- What you have to do: Only the pictures are left out: repeat the rest of the entries exactly.

Dataset records on visual material
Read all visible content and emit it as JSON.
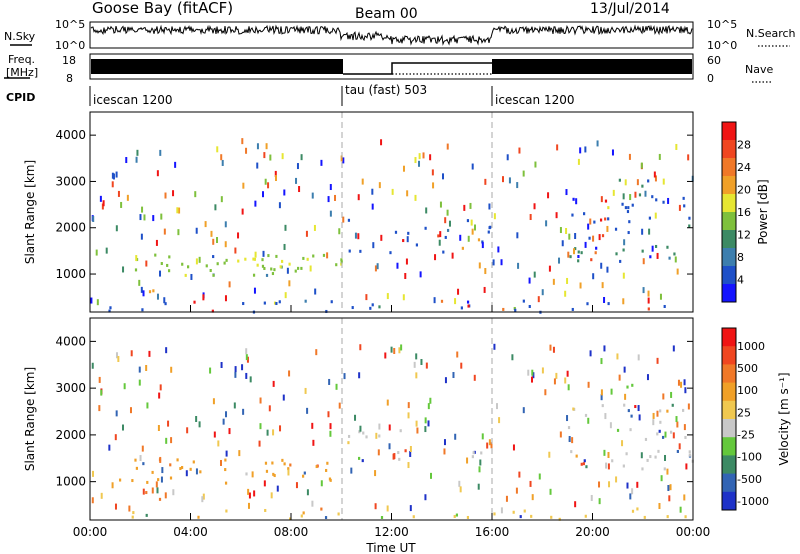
{
  "header": {
    "station": "Goose Bay (fitACF)",
    "beam": "Beam 00",
    "date": "13/Jul/2014"
  },
  "panels": {
    "nsky": {
      "left_label": "N.Sky",
      "right_label": "N.Search",
      "left_ticks": [
        "10^5",
        "10^0"
      ],
      "right_ticks": [
        "10^5",
        "10^0"
      ]
    },
    "freq": {
      "left_label_1": "Freq.",
      "left_label_2": "[MHz]",
      "left_ticks": [
        "18",
        "8"
      ],
      "right_ticks": [
        "60",
        "0"
      ],
      "right_label": "Nave"
    },
    "cpid": {
      "label": "CPID",
      "segments": [
        "icescan 1200",
        "tau (fast) 503",
        "icescan 1200"
      ]
    }
  },
  "chart_data": [
    {
      "type": "heatmap",
      "name": "power",
      "ylabel": "Slant Range [km]",
      "x_hours": [
        0,
        4,
        8,
        12,
        16,
        20,
        24
      ],
      "xticklabels": [
        "",
        "",
        "",
        "",
        "",
        "",
        ""
      ],
      "ylim": [
        180,
        4500
      ],
      "yticks": [
        1000,
        2000,
        3000,
        4000
      ],
      "colorbar": {
        "label": "Power [dB]",
        "ticks": [
          "4",
          "8",
          "12",
          "16",
          "20",
          "24",
          "28"
        ],
        "colors": [
          "#1414ff",
          "#1e50c8",
          "#3c7eae",
          "#3c8a64",
          "#7ec03c",
          "#e6e632",
          "#f0a028",
          "#f07828",
          "#f04620",
          "#f01414"
        ]
      },
      "mode_boundaries_hours": [
        10,
        16
      ],
      "scatter_regions": [
        {
          "t": [
            1.0,
            10.0
          ],
          "r": [
            1000,
            1500
          ],
          "dominant": "#7ec03c",
          "density": 0.55
        },
        {
          "t": [
            5.5,
            8.5
          ],
          "r": [
            1150,
            1450
          ],
          "dominant": "#e6e632",
          "density": 0.45
        },
        {
          "t": [
            2.0,
            3.0
          ],
          "r": [
            650,
            800
          ],
          "dominant": "#f0a028",
          "density": 0.6
        },
        {
          "t": [
            0,
            24
          ],
          "r": [
            200,
            450
          ],
          "dominant": "#1e50c8",
          "density": 0.35
        },
        {
          "t": [
            10,
            16
          ],
          "r": [
            1400,
            2200
          ],
          "dominant": "#1e50c8",
          "density": 0.25
        },
        {
          "t": [
            19,
            24
          ],
          "r": [
            1300,
            1700
          ],
          "dominant": "#3c8a64",
          "density": 0.55
        },
        {
          "t": [
            19,
            24
          ],
          "r": [
            1800,
            2700
          ],
          "dominant": "#1e50c8",
          "density": 0.35
        },
        {
          "t": [
            21,
            23.5
          ],
          "r": [
            2700,
            3300
          ],
          "dominant": "#1e50c8",
          "density": 0.2
        }
      ]
    },
    {
      "type": "heatmap",
      "name": "velocity",
      "ylabel": "Slant Range [km]",
      "x_hours": [
        0,
        4,
        8,
        12,
        16,
        20,
        24
      ],
      "xticklabels": [
        "00:00",
        "04:00",
        "08:00",
        "12:00",
        "16:00",
        "20:00",
        "00:00"
      ],
      "xlabel": "Time UT",
      "ylim": [
        180,
        4500
      ],
      "yticks": [
        1000,
        2000,
        3000,
        4000
      ],
      "colorbar": {
        "label": "Velocity [m s⁻¹]",
        "ticks": [
          "1000",
          "500",
          "100",
          "25",
          "-25",
          "-100",
          "-500",
          "-1000"
        ],
        "colors": [
          "#1e32c8",
          "#3264b4",
          "#3c8a64",
          "#64c83c",
          "#c8c8c8",
          "#f0c850",
          "#f0a028",
          "#f07828",
          "#f04620",
          "#f01414"
        ]
      },
      "mode_boundaries_hours": [
        10,
        16
      ],
      "scatter_regions": [
        {
          "t": [
            1.0,
            10.0
          ],
          "r": [
            1000,
            1500
          ],
          "dominant": "#f0a028",
          "density": 0.5
        },
        {
          "t": [
            2.0,
            3.0
          ],
          "r": [
            650,
            800
          ],
          "dominant": "#f07828",
          "density": 0.6
        },
        {
          "t": [
            0,
            24
          ],
          "r": [
            200,
            450
          ],
          "dominant": "#f0c850",
          "density": 0.3
        },
        {
          "t": [
            10,
            16
          ],
          "r": [
            1400,
            2200
          ],
          "dominant": "#c8c8c8",
          "density": 0.2
        },
        {
          "t": [
            19,
            24
          ],
          "r": [
            1300,
            1700
          ],
          "dominant": "#c8c8c8",
          "density": 0.6
        },
        {
          "t": [
            19,
            24
          ],
          "r": [
            1800,
            2700
          ],
          "dominant": "#c8c8c8",
          "density": 0.3
        },
        {
          "t": [
            21,
            22
          ],
          "r": [
            3050,
            3200
          ],
          "dominant": "#64c83c",
          "density": 0.7
        }
      ]
    }
  ]
}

- Exercise output:
Read all visible content and emit it as JSON.
{
  "header": {
    "station": "Goose Bay (fitACF)",
    "beam": "Beam 00",
    "date": "13/Jul/2014"
  },
  "panels": {
    "nsky": {
      "left_label": "N.Sky",
      "right_label": "N.Search",
      "left_ticks": [
        "10^5",
        "10^0"
      ],
      "right_ticks": [
        "10^5",
        "10^0"
      ]
    },
    "freq": {
      "left_label_1": "Freq.",
      "left_label_2": "[MHz]",
      "left_ticks": [
        "18",
        "8"
      ],
      "right_ticks": [
        "60",
        "0"
      ],
      "right_label": "Nave"
    },
    "cpid": {
      "label": "CPID",
      "segments": [
        "icescan 1200",
        "tau (fast) 503",
        "icescan 1200"
      ]
    }
  },
  "chart_data": [
    {
      "type": "heatmap",
      "name": "power",
      "ylabel": "Slant Range [km]",
      "x_hours": [
        0,
        4,
        8,
        12,
        16,
        20,
        24
      ],
      "xticklabels": [
        "",
        "",
        "",
        "",
        "",
        "",
        ""
      ],
      "ylim": [
        180,
        4500
      ],
      "yticks": [
        1000,
        2000,
        3000,
        4000
      ],
      "colorbar": {
        "label": "Power [dB]",
        "ticks": [
          "4",
          "8",
          "12",
          "16",
          "20",
          "24",
          "28"
        ],
        "colors": [
          "#1414ff",
          "#1e50c8",
          "#3c7eae",
          "#3c8a64",
          "#7ec03c",
          "#e6e632",
          "#f0a028",
          "#f07828",
          "#f04620",
          "#f01414"
        ]
      },
      "mode_boundaries_hours": [
        10,
        16
      ],
      "scatter_regions": [
        {
          "t": [
            1.0,
            10.0
          ],
          "r": [
            1000,
            1500
          ],
          "dominant": "#7ec03c",
          "density": 0.55
        },
        {
          "t": [
            5.5,
            8.5
          ],
          "r": [
            1150,
            1450
          ],
          "dominant": "#e6e632",
          "density": 0.45
        },
        {
          "t": [
            2.0,
            3.0
          ],
          "r": [
            650,
            800
          ],
          "dominant": "#f0a028",
          "density": 0.6
        },
        {
          "t": [
            0,
            24
          ],
          "r": [
            200,
            450
          ],
          "dominant": "#1e50c8",
          "density": 0.35
        },
        {
          "t": [
            10,
            16
          ],
          "r": [
            1400,
            2200
          ],
          "dominant": "#1e50c8",
          "density": 0.25
        },
        {
          "t": [
            19,
            24
          ],
          "r": [
            1300,
            1700
          ],
          "dominant": "#3c8a64",
          "density": 0.55
        },
        {
          "t": [
            19,
            24
          ],
          "r": [
            1800,
            2700
          ],
          "dominant": "#1e50c8",
          "density": 0.35
        },
        {
          "t": [
            21,
            23.5
          ],
          "r": [
            2700,
            3300
          ],
          "dominant": "#1e50c8",
          "density": 0.2
        }
      ]
    },
    {
      "type": "heatmap",
      "name": "velocity",
      "ylabel": "Slant Range [km]",
      "x_hours": [
        0,
        4,
        8,
        12,
        16,
        20,
        24
      ],
      "xticklabels": [
        "00:00",
        "04:00",
        "08:00",
        "12:00",
        "16:00",
        "20:00",
        "00:00"
      ],
      "xlabel": "Time UT",
      "ylim": [
        180,
        4500
      ],
      "yticks": [
        1000,
        2000,
        3000,
        4000
      ],
      "colorbar": {
        "label": "Velocity [m s⁻¹]",
        "ticks": [
          "1000",
          "500",
          "100",
          "25",
          "-25",
          "-100",
          "-500",
          "-1000"
        ],
        "colors": [
          "#1e32c8",
          "#3264b4",
          "#3c8a64",
          "#64c83c",
          "#c8c8c8",
          "#f0c850",
          "#f0a028",
          "#f07828",
          "#f04620",
          "#f01414"
        ]
      },
      "mode_boundaries_hours": [
        10,
        16
      ],
      "scatter_regions": [
        {
          "t": [
            1.0,
            10.0
          ],
          "r": [
            1000,
            1500
          ],
          "dominant": "#f0a028",
          "density": 0.5
        },
        {
          "t": [
            2.0,
            3.0
          ],
          "r": [
            650,
            800
          ],
          "dominant": "#f07828",
          "density": 0.6
        },
        {
          "t": [
            0,
            24
          ],
          "r": [
            200,
            450
          ],
          "dominant": "#f0c850",
          "density": 0.3
        },
        {
          "t": [
            10,
            16
          ],
          "r": [
            1400,
            2200
          ],
          "dominant": "#c8c8c8",
          "density": 0.2
        },
        {
          "t": [
            19,
            24
          ],
          "r": [
            1300,
            1700
          ],
          "dominant": "#c8c8c8",
          "density": 0.6
        },
        {
          "t": [
            19,
            24
          ],
          "r": [
            1800,
            2700
          ],
          "dominant": "#c8c8c8",
          "density": 0.3
        },
        {
          "t": [
            21,
            22
          ],
          "r": [
            3050,
            3200
          ],
          "dominant": "#64c83c",
          "density": 0.7
        }
      ]
    }
  ]
}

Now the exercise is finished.